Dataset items

========

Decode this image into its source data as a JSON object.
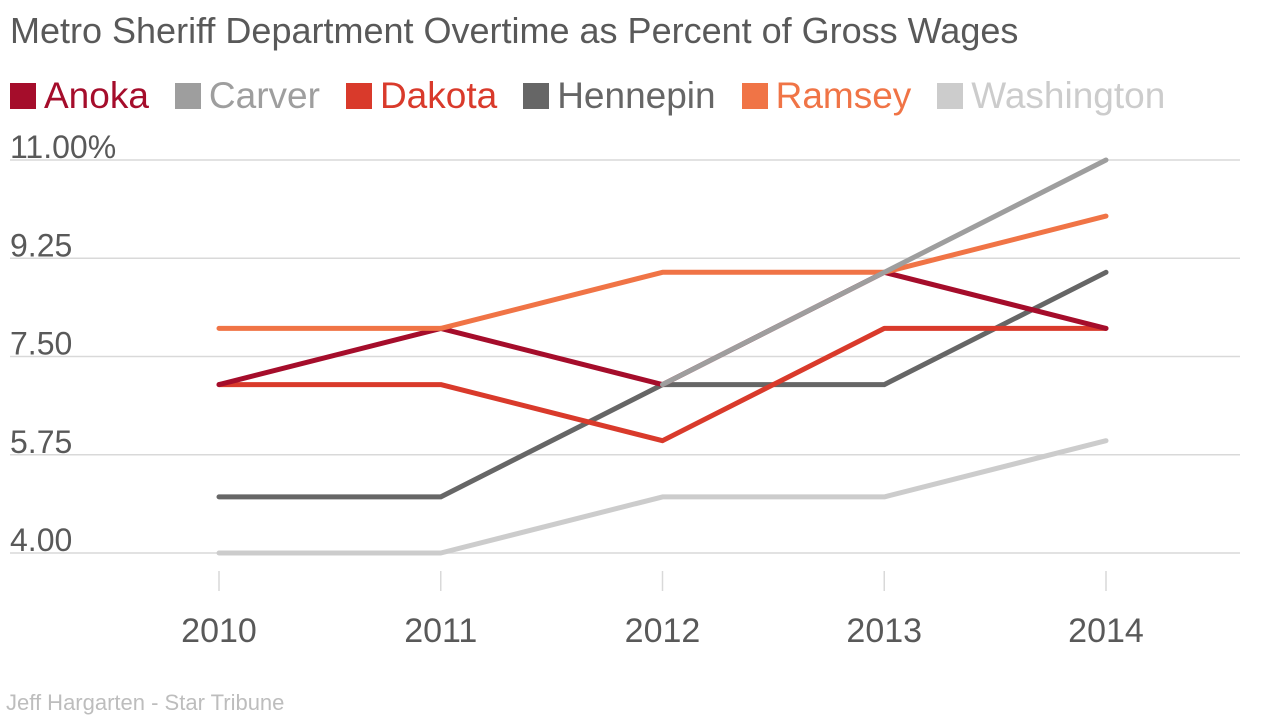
{
  "chart_data": {
    "type": "line",
    "title": "Metro Sheriff Department Overtime as Percent of Gross Wages",
    "xlabel": "",
    "ylabel": "",
    "x": [
      "2010",
      "2011",
      "2012",
      "2013",
      "2014"
    ],
    "ylim": [
      4.0,
      11.0
    ],
    "y_ticks": [
      4.0,
      5.75,
      7.5,
      9.25,
      11.0
    ],
    "y_tick_labels": [
      "4.00",
      "5.75",
      "7.50",
      "9.25",
      "11.00%"
    ],
    "grid": true,
    "legend_position": "top-left",
    "series": [
      {
        "name": "Anoka",
        "color": "#a50d2b",
        "values": [
          7.0,
          8.0,
          7.0,
          9.0,
          8.0
        ]
      },
      {
        "name": "Carver",
        "color": "#9e9e9e",
        "values": [
          null,
          null,
          7.0,
          9.0,
          11.0
        ]
      },
      {
        "name": "Dakota",
        "color": "#d93a2b",
        "values": [
          7.0,
          7.0,
          6.0,
          8.0,
          8.0
        ]
      },
      {
        "name": "Hennepin",
        "color": "#666666",
        "values": [
          5.0,
          5.0,
          7.0,
          7.0,
          9.0
        ]
      },
      {
        "name": "Ramsey",
        "color": "#f07446",
        "values": [
          8.0,
          8.0,
          9.0,
          9.0,
          10.0
        ]
      },
      {
        "name": "Washington",
        "color": "#cccccc",
        "values": [
          4.0,
          4.0,
          5.0,
          5.0,
          6.0
        ]
      }
    ]
  },
  "source": "Jeff Hargarten - Star Tribune"
}
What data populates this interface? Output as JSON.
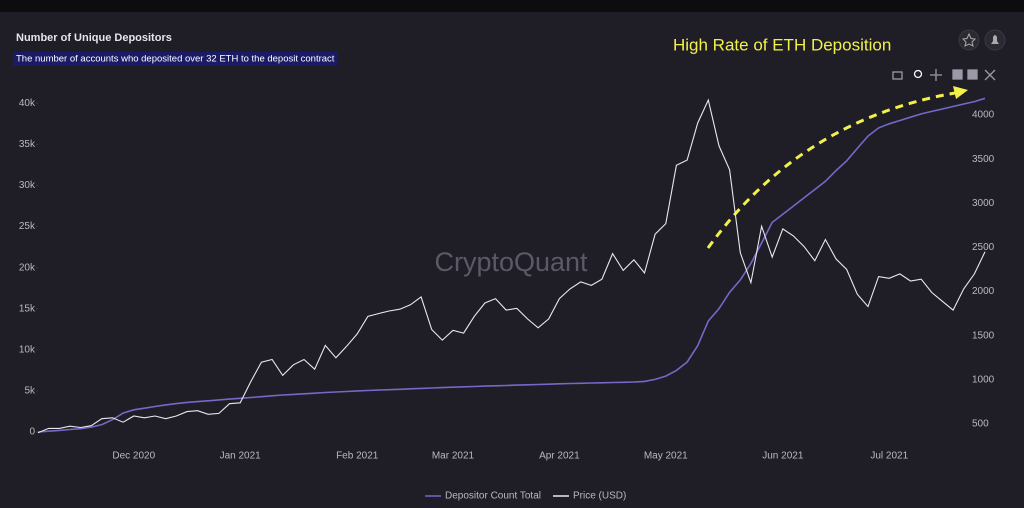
{
  "chart_data": {
    "type": "line",
    "title": "Number of Unique Depositors",
    "subtitle": "The number of accounts who deposited over 32 ETH to the deposit contract",
    "annotation": "High Rate of ETH Deposition",
    "watermark": "CryptoQuant",
    "categories": [
      null,
      null,
      null,
      null,
      null,
      null,
      null,
      null,
      null,
      "Dec 2020",
      null,
      null,
      null,
      null,
      null,
      null,
      null,
      null,
      null,
      "Jan 2021",
      null,
      null,
      null,
      null,
      null,
      null,
      null,
      null,
      null,
      null,
      "Feb 2021",
      null,
      null,
      null,
      null,
      null,
      null,
      null,
      null,
      "Mar 2021",
      null,
      null,
      null,
      null,
      null,
      null,
      null,
      null,
      null,
      "Apr 2021",
      null,
      null,
      null,
      null,
      null,
      null,
      null,
      null,
      null,
      "May 2021",
      null,
      null,
      null,
      null,
      null,
      null,
      null,
      null,
      null,
      null,
      "Jun 2021",
      null,
      null,
      null,
      null,
      null,
      null,
      null,
      null,
      null,
      "Jul 2021",
      null,
      null,
      null,
      null,
      null,
      null,
      null,
      null,
      null
    ],
    "series": [
      {
        "name": "Depositor Count Total",
        "color": "#7468c8",
        "values": [
          0,
          100,
          200,
          300,
          400,
          600,
          900,
          1500,
          2300,
          2700,
          2900,
          3100,
          3300,
          3450,
          3600,
          3700,
          3800,
          3900,
          4000,
          4100,
          4200,
          4300,
          4400,
          4500,
          4580,
          4650,
          4720,
          4800,
          4870,
          4930,
          5000,
          5050,
          5100,
          5150,
          5200,
          5250,
          5300,
          5350,
          5400,
          5450,
          5500,
          5540,
          5580,
          5620,
          5660,
          5700,
          5740,
          5780,
          5820,
          5860,
          5900,
          5930,
          5960,
          5990,
          6020,
          6050,
          6080,
          6150,
          6400,
          6800,
          7500,
          8500,
          10500,
          13500,
          15000,
          17000,
          18500,
          20500,
          23000,
          25500,
          26500,
          27500,
          28500,
          29500,
          30500,
          31800,
          33000,
          34500,
          36000,
          37000,
          37500,
          37900,
          38300,
          38700,
          39000,
          39300,
          39600,
          39900,
          40200,
          40600
        ]
      },
      {
        "name": "Price (USD)",
        "color": "#e8e8ee",
        "axis": "y2",
        "values": [
          400,
          450,
          450,
          475,
          460,
          480,
          560,
          570,
          520,
          590,
          570,
          590,
          560,
          590,
          640,
          650,
          610,
          620,
          730,
          740,
          980,
          1200,
          1230,
          1050,
          1170,
          1230,
          1120,
          1390,
          1250,
          1380,
          1520,
          1720,
          1750,
          1780,
          1800,
          1850,
          1940,
          1570,
          1450,
          1560,
          1530,
          1720,
          1870,
          1920,
          1790,
          1810,
          1690,
          1590,
          1690,
          1920,
          2030,
          2110,
          2070,
          2140,
          2430,
          2240,
          2360,
          2210,
          2650,
          2770,
          3430,
          3490,
          3910,
          4170,
          3650,
          3380,
          2440,
          2100,
          2740,
          2390,
          2710,
          2630,
          2510,
          2350,
          2590,
          2370,
          2250,
          1970,
          1830,
          2170,
          2150,
          2200,
          2120,
          2140,
          1990,
          1890,
          1790,
          2030,
          2200,
          2450
        ]
      }
    ],
    "ylim": [
      0,
      41000
    ],
    "yticks": [
      0,
      {
        "value": 5000,
        "label": "5k"
      },
      {
        "value": 10000,
        "label": "10k"
      },
      {
        "value": 15000,
        "label": "15k"
      },
      {
        "value": 20000,
        "label": "20k"
      },
      {
        "value": 25000,
        "label": "25k"
      },
      {
        "value": 30000,
        "label": "30k"
      },
      {
        "value": 35000,
        "label": "35k"
      },
      {
        "value": 40000,
        "label": "40k"
      }
    ],
    "y2lim": [
      409,
      4227
    ],
    "y2ticks": [
      500,
      1000,
      1500,
      2000,
      2500,
      3000,
      3500,
      4000
    ],
    "legend": "bottom"
  }
}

========

# Aim of the task
How many lines in the entries contain the string "JSON"? Answer with the number only.

# Result below
2